*TEKS BACAAN:*
Selasa, 13 September 2011

Status Siaga I Belum Dicabut

Status Siaga I Belum Dicabut
13-09-2011 00:00
Harian Umum Tabengan,  
PALANGKA RAYA
Kebakaran lahan yang menimbulkan kabut asap masih menjadi ancaman serius bagi Kalteng. Status Siaga I yang ditetapkan sejak Juli lalu, belum dicabut.
Meski hujan sempat mengguyur  sebagian besar wilayah Kalteng dan menjadikan kabut asap akibat kebakaran lahan dan pekarangan berangsur hilang, namun hal itu masih perlu diwaspadai. Berdasar informasi dari Daerah Operasi II, III, dan IV Manggala Agni Balai Konservasi Sumber Daya Alam (BKSDA) kalteng, dalam satu pekan terakhir tidak terjadi hujan, sehingga kondisi bahan bakaran menjadi kering kembali dan mudah terbakar jika tersulut api.
Bidang Deteksi Dini BKSDA Kalteng Adreas Dody kepada Tabengan, Senin (12/9), mengatakan, kondisi ini menjadikan status Siaga I yang ditetapkan pada awal Juli lalu, sampai saat ini belum dicabut. “Potensi kebakaran lahan masih tinggi dan kami terus memonitor untuk mengantisipasinya,” kata Dody.
Data hotspot (titik panas) yang terpantau setelit NOAA, 1-10 September 2011, terdapat 191 titik dan tersebar di kabupaten/kota di Kalteng. Hotspot terbanyak terdapat di Kabupaten Seruyan 47 titik, Kabupaten Lamandau 22 titik, Pulang Pisau 21 titik, dan Kotawaringin Timur 17 titik.
Sedangkan di Kabupaten Kotawaringin Barat dan Katingan masing-masing 16 titik, Gunung Mas 12 titik, Kapuas 10 titik, Murung Raya dan Barito Utara masing-masing delapan titik, Sukamara tujuh titik, Barito Selatan empat titik, Barito Timur tiga titik, dan Kota Palangka Raya nol.

[Anotasi kotak pembatas]
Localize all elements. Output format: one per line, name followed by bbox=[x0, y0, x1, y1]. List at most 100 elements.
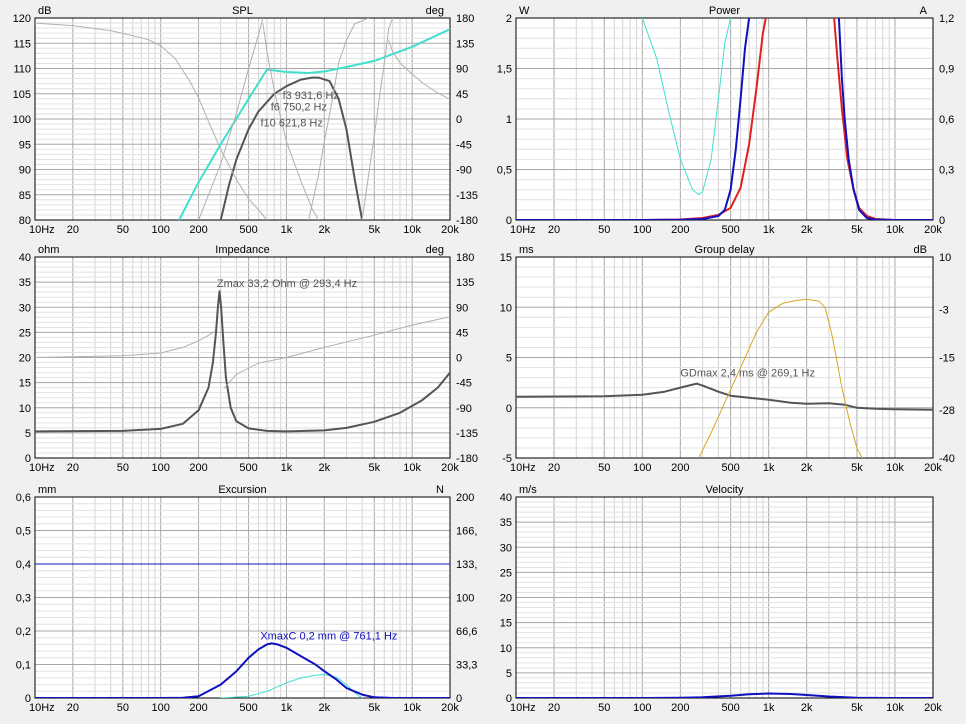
y-tick-label: 20 bbox=[19, 353, 31, 365]
y2-tick-label: -45 bbox=[456, 139, 472, 151]
x-tick-label: 20 bbox=[67, 224, 79, 236]
y2-tick-label: 135 bbox=[456, 277, 474, 289]
y-tick-label: 0,1 bbox=[16, 660, 31, 672]
x-tick-label: 1k bbox=[763, 224, 775, 236]
y2-tick-label: -90 bbox=[456, 165, 472, 177]
x-tick-label: 10Hz bbox=[510, 462, 536, 474]
x-tick-label: 20k bbox=[441, 462, 459, 474]
y2-tick-label: -40 bbox=[939, 453, 955, 465]
y-tick-label: 80 bbox=[19, 215, 31, 227]
left-axis-unit: ms bbox=[519, 244, 534, 256]
y-tick-label: 10 bbox=[500, 643, 512, 655]
plot-frame bbox=[515, 496, 934, 699]
y2-tick-label: 45 bbox=[456, 327, 468, 339]
series-group bbox=[516, 298, 933, 458]
y-tick-label: 30 bbox=[500, 542, 512, 554]
y2-tick-label: 133, bbox=[456, 559, 477, 571]
series-line-2 bbox=[35, 642, 450, 698]
y-tick-label: 0 bbox=[506, 215, 512, 227]
x-tick-label: 10k bbox=[886, 224, 904, 236]
y2-tick-label: 66,6 bbox=[456, 626, 477, 638]
x-tick-label: 2k bbox=[801, 462, 813, 474]
x-tick-label: 20k bbox=[924, 702, 942, 714]
y-tick-label: 0 bbox=[506, 403, 512, 415]
x-tick-label: 2k bbox=[318, 224, 330, 236]
x-tick-label: 500 bbox=[721, 462, 739, 474]
y2-tick-label: 10 bbox=[939, 252, 951, 264]
y-tick-label: 0,4 bbox=[16, 559, 31, 571]
y-tick-label: 30 bbox=[19, 302, 31, 314]
grid bbox=[515, 496, 934, 699]
x-tick-label: 100 bbox=[152, 462, 170, 474]
annotation-label: GDmax 2,4 ms @ 269,1 Hz bbox=[680, 368, 815, 380]
x-tick-label: 20 bbox=[548, 224, 560, 236]
series-line-7 bbox=[388, 39, 450, 100]
y-tick-label: 85 bbox=[19, 190, 31, 202]
y-tick-label: 115 bbox=[13, 38, 31, 50]
x-tick-label: 1k bbox=[763, 462, 775, 474]
plot-frame bbox=[34, 496, 451, 699]
y2-tick-label: 0 bbox=[456, 353, 462, 365]
y-tick-label: 15 bbox=[19, 378, 31, 390]
group-delay-chart: Group delay ms dB -5 0 5 10 15 -40 -28 -15 -3 10 10Hz… bbox=[500, 244, 955, 474]
y-tick-label: 90 bbox=[19, 165, 31, 177]
y-tick-label: 0,6 bbox=[16, 492, 31, 504]
x-tick-label: 10k bbox=[886, 702, 904, 714]
y2-tick-label: 180 bbox=[456, 252, 474, 264]
x-tick-label: 1k bbox=[281, 462, 293, 474]
x-tick-label: 500 bbox=[721, 224, 739, 236]
x-tick-label: 200 bbox=[671, 702, 689, 714]
series-group bbox=[35, 563, 450, 698]
x-tick-label: 1k bbox=[763, 702, 775, 714]
x-tick-label: 10k bbox=[403, 702, 421, 714]
y-tick-label: 1,5 bbox=[497, 64, 512, 76]
y-tick-label: 5 bbox=[506, 668, 512, 680]
x-tick-label: 5k bbox=[368, 462, 380, 474]
x-tick-label: 20 bbox=[67, 462, 79, 474]
y2-tick-label: -28 bbox=[939, 405, 955, 417]
x-tick-label: 5k bbox=[851, 462, 863, 474]
series-group bbox=[35, 18, 450, 220]
y-tick-label: 35 bbox=[19, 277, 31, 289]
x-tick-label: 200 bbox=[189, 702, 207, 714]
grid bbox=[34, 17, 451, 221]
series-line-1 bbox=[35, 330, 216, 358]
x-tick-label: 50 bbox=[598, 702, 610, 714]
series-line-3 bbox=[198, 18, 264, 220]
y-tick-label: 10 bbox=[500, 302, 512, 314]
x-tick-label: 20 bbox=[548, 462, 560, 474]
y2-tick-label: 166, bbox=[456, 526, 477, 538]
x-tick-label: 20k bbox=[924, 224, 942, 236]
x-tick-label: 10k bbox=[403, 224, 421, 236]
y2-tick-label: 100 bbox=[456, 593, 474, 605]
series-group bbox=[35, 290, 450, 433]
x-tick-label: 5k bbox=[851, 702, 863, 714]
annotation-label: Zmax 33,2 Ohm @ 293,4 Hz bbox=[217, 278, 357, 290]
x-tick-label: 100 bbox=[633, 224, 651, 236]
x-tick-label: 20k bbox=[441, 702, 459, 714]
x-tick-label: 100 bbox=[633, 702, 651, 714]
y-tick-label: 110 bbox=[13, 64, 31, 76]
series-line-3 bbox=[516, 18, 751, 220]
right-axis-unit: dB bbox=[914, 244, 927, 256]
y-tick-label: 40 bbox=[19, 252, 31, 264]
series-line-1 bbox=[219, 76, 364, 220]
y2-tick-label: 90 bbox=[456, 64, 468, 76]
grid bbox=[515, 256, 934, 459]
y-tick-label: 120 bbox=[13, 13, 31, 25]
x-tick-label: 2k bbox=[801, 702, 813, 714]
y-tick-label: 2 bbox=[506, 13, 512, 25]
y-tick-label: 25 bbox=[500, 567, 512, 579]
y-tick-label: 0,3 bbox=[16, 593, 31, 605]
x-tick-label: 100 bbox=[633, 462, 651, 474]
x-tick-label: 2k bbox=[318, 702, 330, 714]
y-tick-label: 1 bbox=[506, 114, 512, 126]
y2-tick-label: 0 bbox=[939, 215, 945, 227]
x-tick-label: 50 bbox=[598, 462, 610, 474]
x-tick-label: 200 bbox=[671, 462, 689, 474]
x-tick-label: 20k bbox=[924, 462, 942, 474]
chart-title: Velocity bbox=[706, 484, 744, 496]
y2-tick-label: 0,3 bbox=[939, 165, 954, 177]
y-tick-label: 15 bbox=[500, 252, 512, 264]
x-tick-label: 10Hz bbox=[29, 702, 55, 714]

*SASARAN TUGAS:*
**a.** Ulangi persis bagian artikel tentang status Siaga I yang diawali dengan kata-kata "Selasa, 13 September" dan diakhiri dengan "jika tersulut api.".
**b.** Tentukan apakah setiap pernyataan ini sesuai dengan artikel tentang status Siaga I. Jawab ya atau tidak, lalu sertakan kutipan persis kata-kata penentunya dari artikel itu. (i) Status Siaga I sudah ditetapkan sejak bulan Juli. (ii) Hotspot terbanyak terdapat di Kabupaten Lamandau. (iii) Kota Palangka Raya tidak memiliki hotspot.
Baris-baris data ini diambil dari sumber yang berbeda.

*DAFTAR JAWABAN:*
**a.**
Selasa, 13 September 2011

Status Siaga I Belum Dicabut

Status Siaga I Belum Dicabut
13-09-2011 00:00
Harian Umum Tabengan,  
PALANGKA RAYA
Kebakaran lahan yang menimbulkan kabut asap masih menjadi ancaman serius bagi Kalteng. Status Siaga I yang ditetapkan sejak Juli lalu, belum dicabut.
Meski hujan sempat mengguyur  sebagian besar wilayah Kalteng dan menjadikan kabut asap akibat kebakaran lahan dan pekarangan berangsur hilang, namun hal itu masih perlu diwaspadai. Berdasar informasi dari Daerah Operasi II, III, dan IV Manggala Agni Balai Konservasi Sumber Daya Alam (BKSDA) kalteng, dalam satu pekan terakhir tidak terjadi hujan, sehingga kondisi bahan bakaran menjadi kering kembali dan mudah terbakar jika tersulut api.

**b.**
(i) Ya: "Status Siaga I yang ditetapkan sejak Juli lalu, belum dicabut."
(ii) Tidak: "Hotspot terbanyak terdapat di Kabupaten Seruyan 47 titik"
(iii) Ya: "dan Kota Palangka Raya nol."